## Task brief
Exactly as they appear, output all of the records. Skip any images.

[start Material supplied]

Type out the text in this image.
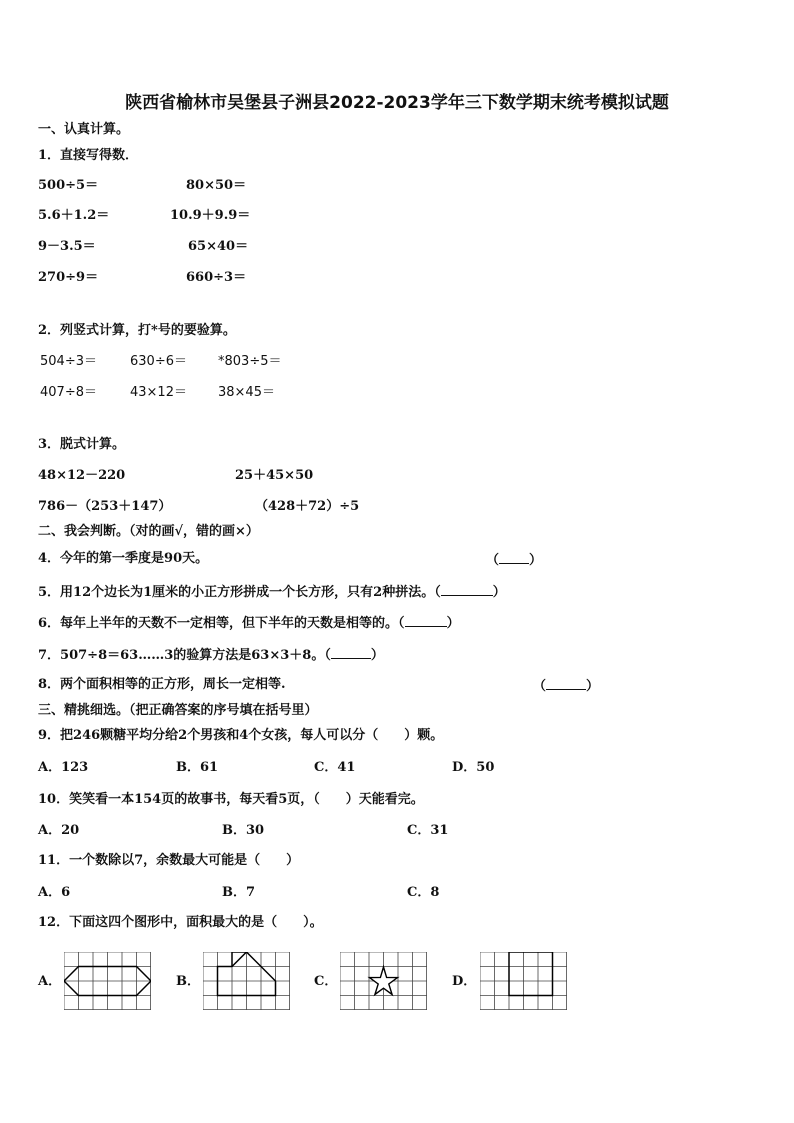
陕西省榆林市吴堡县子洲县2022-2023学年三下数学期末统考模拟试题
一、认真计算。
1．直接写得数．
500÷5＝	80×50＝
5.6＋1.2＝	10.9＋9.9＝
9－3.5＝	65×40＝
270÷9＝	660÷3＝
2．列竖式计算，打*号的要验算。
504÷3＝	630÷6＝ *803÷5＝
407÷8＝	43×12＝ 38×45＝
3．脱式计算。
48×12－220	25＋45×50
786－（253＋147）	（428＋72）÷5
二、我会判断。（对的画√，错的画×）
4．今年的第一季度是90天。	（ ）
5．用12个边长为1厘米的小正方形拼成一个长方形，只有2种拼法。（	）
6．每年上半年的天数不一定相等，但下半年的天数是相等的。（	）
7．507÷8＝63……3的验算方法是63×3＋8。（	）
8．两个面积相等的正方形，周长一定相等.	（	）
三、精挑细选。（把正确答案的序号填在括号里）
9．把246颗糖平均分给2个男孩和4个女孩，每人可以分（　　）颗。
A．123	B．61	C．41	D．50
10．笑笑看一本154页的故事书，每天看5页，（　　）天能看完。
A．20	B．30	C．31
11．一个数除以7，余数最大可能是（　　）
A．6	B．7	C．8
12．下面这四个图形中，面积最大的是（　　）。
A．	B．	C．	D．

[end Material supplied]

## Exercise response
Type out the text in this image.
陕西省榆林市吴堡县子洲县2022-2023学年三下数学期末统考模拟试题
一、认真计算。
1．直接写得数．
500÷5＝	80×50＝
5.6＋1.2＝	10.9＋9.9＝
9－3.5＝	65×40＝
270÷9＝	660÷3＝
2．列竖式计算，打*号的要验算。
504÷3＝	630÷6＝ *803÷5＝
407÷8＝	43×12＝ 38×45＝
3．脱式计算。
48×12－220	25＋45×50
786－（253＋147）	（428＋72）÷5
二、我会判断。（对的画√，错的画×）
4．今年的第一季度是90天。	（ ）
5．用12个边长为1厘米的小正方形拼成一个长方形，只有2种拼法。（	）
6．每年上半年的天数不一定相等，但下半年的天数是相等的。（	）
7．507÷8＝63……3的验算方法是63×3＋8。（	）
8．两个面积相等的正方形，周长一定相等.	（	）
三、精挑细选。（把正确答案的序号填在括号里）
9．把246颗糖平均分给2个男孩和4个女孩，每人可以分（　　）颗。
A．123	B．61	C．41	D．50
10．笑笑看一本154页的故事书，每天看5页，（　　）天能看完。
A．20	B．30	C．31
11．一个数除以7，余数最大可能是（　　）
A．6	B．7	C．8
12．下面这四个图形中，面积最大的是（　　）。
A．	B．	C．	D．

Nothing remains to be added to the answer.